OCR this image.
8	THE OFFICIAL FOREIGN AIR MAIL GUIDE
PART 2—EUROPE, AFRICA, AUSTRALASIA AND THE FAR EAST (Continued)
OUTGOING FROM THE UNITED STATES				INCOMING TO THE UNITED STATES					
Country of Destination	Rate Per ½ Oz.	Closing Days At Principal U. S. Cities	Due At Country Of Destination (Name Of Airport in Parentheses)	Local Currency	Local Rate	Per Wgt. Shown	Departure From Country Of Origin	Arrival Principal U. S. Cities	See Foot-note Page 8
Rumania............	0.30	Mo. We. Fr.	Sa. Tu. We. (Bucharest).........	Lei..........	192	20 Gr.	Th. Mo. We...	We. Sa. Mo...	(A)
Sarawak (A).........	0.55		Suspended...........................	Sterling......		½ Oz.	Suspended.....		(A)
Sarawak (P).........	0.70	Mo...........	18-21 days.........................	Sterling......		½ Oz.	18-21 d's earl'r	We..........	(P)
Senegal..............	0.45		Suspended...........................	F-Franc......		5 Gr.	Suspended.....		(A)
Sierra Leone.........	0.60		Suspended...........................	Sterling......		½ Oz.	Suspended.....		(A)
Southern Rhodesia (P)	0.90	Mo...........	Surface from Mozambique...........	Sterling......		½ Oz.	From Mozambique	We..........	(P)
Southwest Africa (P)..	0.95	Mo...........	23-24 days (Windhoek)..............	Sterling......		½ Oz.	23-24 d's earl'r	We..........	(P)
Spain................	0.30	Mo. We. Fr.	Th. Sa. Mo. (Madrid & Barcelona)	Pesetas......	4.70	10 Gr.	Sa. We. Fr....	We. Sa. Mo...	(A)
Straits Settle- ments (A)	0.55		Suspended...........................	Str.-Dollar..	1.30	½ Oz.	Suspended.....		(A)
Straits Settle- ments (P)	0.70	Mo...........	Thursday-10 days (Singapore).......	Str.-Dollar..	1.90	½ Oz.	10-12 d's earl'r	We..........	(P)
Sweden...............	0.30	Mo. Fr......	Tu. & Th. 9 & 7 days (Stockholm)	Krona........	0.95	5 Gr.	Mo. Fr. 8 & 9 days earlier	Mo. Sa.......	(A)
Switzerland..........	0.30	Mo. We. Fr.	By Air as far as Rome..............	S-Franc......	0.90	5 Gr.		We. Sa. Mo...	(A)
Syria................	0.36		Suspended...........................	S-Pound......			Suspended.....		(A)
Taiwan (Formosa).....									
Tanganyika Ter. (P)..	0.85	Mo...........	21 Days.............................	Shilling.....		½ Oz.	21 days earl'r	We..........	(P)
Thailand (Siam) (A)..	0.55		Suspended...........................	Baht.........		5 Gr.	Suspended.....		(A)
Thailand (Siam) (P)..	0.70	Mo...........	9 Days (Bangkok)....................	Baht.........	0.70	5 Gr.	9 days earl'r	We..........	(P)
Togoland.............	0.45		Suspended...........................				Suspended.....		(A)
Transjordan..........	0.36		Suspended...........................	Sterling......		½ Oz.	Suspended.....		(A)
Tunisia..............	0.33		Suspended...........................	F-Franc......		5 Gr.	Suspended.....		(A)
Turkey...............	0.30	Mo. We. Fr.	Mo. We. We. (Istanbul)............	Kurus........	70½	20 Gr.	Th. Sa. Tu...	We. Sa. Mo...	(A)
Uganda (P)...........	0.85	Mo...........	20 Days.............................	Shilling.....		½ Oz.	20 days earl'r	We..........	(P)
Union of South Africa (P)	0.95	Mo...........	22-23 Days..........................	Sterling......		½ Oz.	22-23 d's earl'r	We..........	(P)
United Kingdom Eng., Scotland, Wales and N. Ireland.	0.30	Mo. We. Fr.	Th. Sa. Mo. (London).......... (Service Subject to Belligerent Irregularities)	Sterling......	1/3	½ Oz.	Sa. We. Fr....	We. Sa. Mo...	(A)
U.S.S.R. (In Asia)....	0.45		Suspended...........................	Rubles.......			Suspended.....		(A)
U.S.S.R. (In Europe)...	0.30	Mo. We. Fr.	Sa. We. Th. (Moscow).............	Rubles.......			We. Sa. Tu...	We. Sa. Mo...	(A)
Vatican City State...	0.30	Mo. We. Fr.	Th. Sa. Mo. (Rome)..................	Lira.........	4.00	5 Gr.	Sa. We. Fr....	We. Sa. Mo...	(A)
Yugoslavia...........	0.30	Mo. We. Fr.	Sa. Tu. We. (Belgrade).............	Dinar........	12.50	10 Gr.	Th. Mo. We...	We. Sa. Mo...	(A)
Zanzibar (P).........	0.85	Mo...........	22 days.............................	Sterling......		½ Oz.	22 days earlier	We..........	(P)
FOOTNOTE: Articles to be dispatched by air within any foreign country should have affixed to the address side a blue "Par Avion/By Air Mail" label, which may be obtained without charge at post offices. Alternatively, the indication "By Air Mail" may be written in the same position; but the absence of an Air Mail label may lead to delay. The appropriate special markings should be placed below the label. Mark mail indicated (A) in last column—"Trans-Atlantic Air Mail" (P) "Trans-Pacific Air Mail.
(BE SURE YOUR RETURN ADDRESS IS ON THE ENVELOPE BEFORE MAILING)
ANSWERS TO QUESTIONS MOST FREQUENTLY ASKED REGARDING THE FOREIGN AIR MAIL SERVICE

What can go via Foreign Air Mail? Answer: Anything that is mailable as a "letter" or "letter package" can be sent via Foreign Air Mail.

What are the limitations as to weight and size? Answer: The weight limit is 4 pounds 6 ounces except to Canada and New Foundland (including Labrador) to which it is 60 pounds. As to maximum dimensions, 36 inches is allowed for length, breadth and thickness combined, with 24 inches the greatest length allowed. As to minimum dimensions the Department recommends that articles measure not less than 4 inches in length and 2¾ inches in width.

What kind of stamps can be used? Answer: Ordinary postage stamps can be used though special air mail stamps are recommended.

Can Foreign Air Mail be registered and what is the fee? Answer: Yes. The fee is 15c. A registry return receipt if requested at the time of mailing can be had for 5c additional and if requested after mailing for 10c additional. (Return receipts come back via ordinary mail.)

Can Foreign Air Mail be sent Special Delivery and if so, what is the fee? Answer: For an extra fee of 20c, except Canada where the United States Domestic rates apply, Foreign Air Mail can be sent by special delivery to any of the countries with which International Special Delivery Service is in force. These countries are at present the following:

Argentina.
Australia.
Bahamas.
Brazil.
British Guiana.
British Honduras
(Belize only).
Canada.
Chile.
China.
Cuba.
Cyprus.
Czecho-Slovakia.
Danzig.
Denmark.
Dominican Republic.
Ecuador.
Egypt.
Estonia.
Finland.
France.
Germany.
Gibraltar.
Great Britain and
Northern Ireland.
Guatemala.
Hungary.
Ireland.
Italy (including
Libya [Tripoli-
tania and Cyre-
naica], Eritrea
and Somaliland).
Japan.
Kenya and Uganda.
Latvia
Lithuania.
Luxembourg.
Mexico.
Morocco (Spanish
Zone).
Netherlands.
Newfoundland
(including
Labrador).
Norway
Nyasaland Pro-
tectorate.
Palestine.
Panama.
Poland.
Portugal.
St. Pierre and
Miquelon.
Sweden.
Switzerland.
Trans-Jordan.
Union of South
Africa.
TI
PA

THE TASK: Show the lines of the material that contain the word "except".

FULL RESPONSE:
What are the limitations as to weight and size? Answer: The weight limit is 4 pounds 6 ounces except to Canada and New Foundland (including Labrador) to which it is 60 pounds. As to maximum dimensions, 36 inches is allowed for length, breadth and thickness combined, with 24 inches the greatest length allowed. As to minimum dimensions the Department recommends that articles measure not less than 4 inches in length and 2¾ inches in width.
Can Foreign Air Mail be sent Special Delivery and if so, what is the fee? Answer: For an extra fee of 20c, except Canada where the United States Domestic rates apply, Foreign Air Mail can be sent by special delivery to any of the countries with which International Special Delivery Service is in force. These countries are at present the following:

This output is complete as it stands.